Material shown:
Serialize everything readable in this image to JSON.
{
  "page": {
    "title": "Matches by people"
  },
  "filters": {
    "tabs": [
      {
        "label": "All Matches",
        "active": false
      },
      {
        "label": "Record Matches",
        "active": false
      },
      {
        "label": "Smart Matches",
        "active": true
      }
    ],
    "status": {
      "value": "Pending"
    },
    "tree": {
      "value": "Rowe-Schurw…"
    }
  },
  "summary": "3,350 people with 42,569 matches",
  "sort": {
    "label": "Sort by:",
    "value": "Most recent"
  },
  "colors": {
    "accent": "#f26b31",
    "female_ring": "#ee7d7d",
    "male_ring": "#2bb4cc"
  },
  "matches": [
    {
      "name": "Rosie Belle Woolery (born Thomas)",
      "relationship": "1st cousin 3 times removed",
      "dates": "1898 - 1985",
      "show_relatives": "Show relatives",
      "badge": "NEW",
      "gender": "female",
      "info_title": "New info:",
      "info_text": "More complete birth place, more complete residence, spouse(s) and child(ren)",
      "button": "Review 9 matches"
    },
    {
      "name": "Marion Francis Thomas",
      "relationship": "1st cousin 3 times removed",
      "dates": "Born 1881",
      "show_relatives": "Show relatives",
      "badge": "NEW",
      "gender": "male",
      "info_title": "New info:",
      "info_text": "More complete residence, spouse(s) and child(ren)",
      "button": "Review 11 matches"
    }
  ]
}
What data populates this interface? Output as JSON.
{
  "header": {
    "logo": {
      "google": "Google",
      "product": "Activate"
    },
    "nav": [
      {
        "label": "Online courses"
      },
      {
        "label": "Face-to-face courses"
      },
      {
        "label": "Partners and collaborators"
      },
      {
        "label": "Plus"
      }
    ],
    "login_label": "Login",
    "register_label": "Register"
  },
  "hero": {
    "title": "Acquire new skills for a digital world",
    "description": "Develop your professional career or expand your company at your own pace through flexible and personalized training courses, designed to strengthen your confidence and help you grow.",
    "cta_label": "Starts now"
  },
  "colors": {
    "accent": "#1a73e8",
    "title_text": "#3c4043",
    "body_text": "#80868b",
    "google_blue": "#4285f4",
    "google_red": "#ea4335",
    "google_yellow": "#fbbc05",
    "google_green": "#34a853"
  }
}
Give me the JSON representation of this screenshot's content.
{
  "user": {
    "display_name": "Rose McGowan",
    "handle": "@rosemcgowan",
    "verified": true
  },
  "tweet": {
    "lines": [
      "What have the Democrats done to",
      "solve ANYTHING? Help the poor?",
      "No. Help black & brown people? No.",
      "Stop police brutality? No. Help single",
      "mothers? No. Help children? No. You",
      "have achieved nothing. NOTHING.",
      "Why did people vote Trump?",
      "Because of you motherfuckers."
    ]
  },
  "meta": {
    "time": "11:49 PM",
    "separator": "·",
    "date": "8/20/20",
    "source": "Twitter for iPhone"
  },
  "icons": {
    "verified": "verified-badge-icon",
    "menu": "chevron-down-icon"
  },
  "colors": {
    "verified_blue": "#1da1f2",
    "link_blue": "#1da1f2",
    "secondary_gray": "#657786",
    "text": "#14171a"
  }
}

Work instructions: Copy all of the data exactly.

Response:
Serialize everything readable in this image to JSON.
{
  "page": {
    "title": "Matches by people"
  },
  "filters": {
    "tabs": [
      {
        "label": "All Matches",
        "active": false
      },
      {
        "label": "Record Matches",
        "active": false
      },
      {
        "label": "Smart Matches",
        "active": true
      }
    ],
    "status": {
      "value": "Pending"
    },
    "tree": {
      "value": "Rowe-Schurw…"
    }
  },
  "summary": "3,350 people with 42,569 matches",
  "sort": {
    "label": "Sort by:",
    "value": "Most recent"
  },
  "colors": {
    "accent": "#f26b31",
    "female_ring": "#ee7d7d",
    "male_ring": "#2bb4cc"
  },
  "matches": [
    {
      "name": "Rosie Belle Woolery (born Thomas)",
      "relationship": "1st cousin 3 times removed",
      "dates": "1898 - 1985",
      "show_relatives": "Show relatives",
      "badge": "NEW",
      "gender": "female",
      "info_title": "New info:",
      "info_text": "More complete birth place, more complete residence, spouse(s) and child(ren)",
      "button": "Review 9 matches"
    },
    {
      "name": "Marion Francis Thomas",
      "relationship": "1st cousin 3 times removed",
      "dates": "Born 1881",
      "show_relatives": "Show relatives",
      "badge": "NEW",
      "gender": "male",
      "info_title": "New info:",
      "info_text": "More complete residence, spouse(s) and child(ren)",
      "button": "Review 11 matches"
    }
  ]
}
What data populates this interface? Output as JSON.
{
  "header": {
    "logo": {
      "google": "Google",
      "product": "Activate"
    },
    "nav": [
      {
        "label": "Online courses"
      },
      {
        "label": "Face-to-face courses"
      },
      {
        "label": "Partners and collaborators"
      },
      {
        "label": "Plus"
      }
    ],
    "login_label": "Login",
    "register_label": "Register"
  },
  "hero": {
    "title": "Acquire new skills for a digital world",
    "description": "Develop your professional career or expand your company at your own pace through flexible and personalized training courses, designed to strengthen your confidence and help you grow.",
    "cta_label": "Starts now"
  },
  "colors": {
    "accent": "#1a73e8",
    "title_text": "#3c4043",
    "body_text": "#80868b",
    "google_blue": "#4285f4",
    "google_red": "#ea4335",
    "google_yellow": "#fbbc05",
    "google_green": "#34a853"
  }
}
Give me the JSON representation of this screenshot's content.
{
  "user": {
    "display_name": "Rose McGowan",
    "handle": "@rosemcgowan",
    "verified": true
  },
  "tweet": {
    "lines": [
      "What have the Democrats done to",
      "solve ANYTHING? Help the poor?",
      "No. Help black & brown people? No.",
      "Stop police brutality? No. Help single",
      "mothers? No. Help children? No. You",
      "have achieved nothing. NOTHING.",
      "Why did people vote Trump?",
      "Because of you motherfuckers."
    ]
  },
  "meta": {
    "time": "11:49 PM",
    "separator": "·",
    "date": "8/20/20",
    "source": "Twitter for iPhone"
  },
  "icons": {
    "verified": "verified-badge-icon",
    "menu": "chevron-down-icon"
  },
  "colors": {
    "verified_blue": "#1da1f2",
    "link_blue": "#1da1f2",
    "secondary_gray": "#657786",
    "text": "#14171a"
  }
}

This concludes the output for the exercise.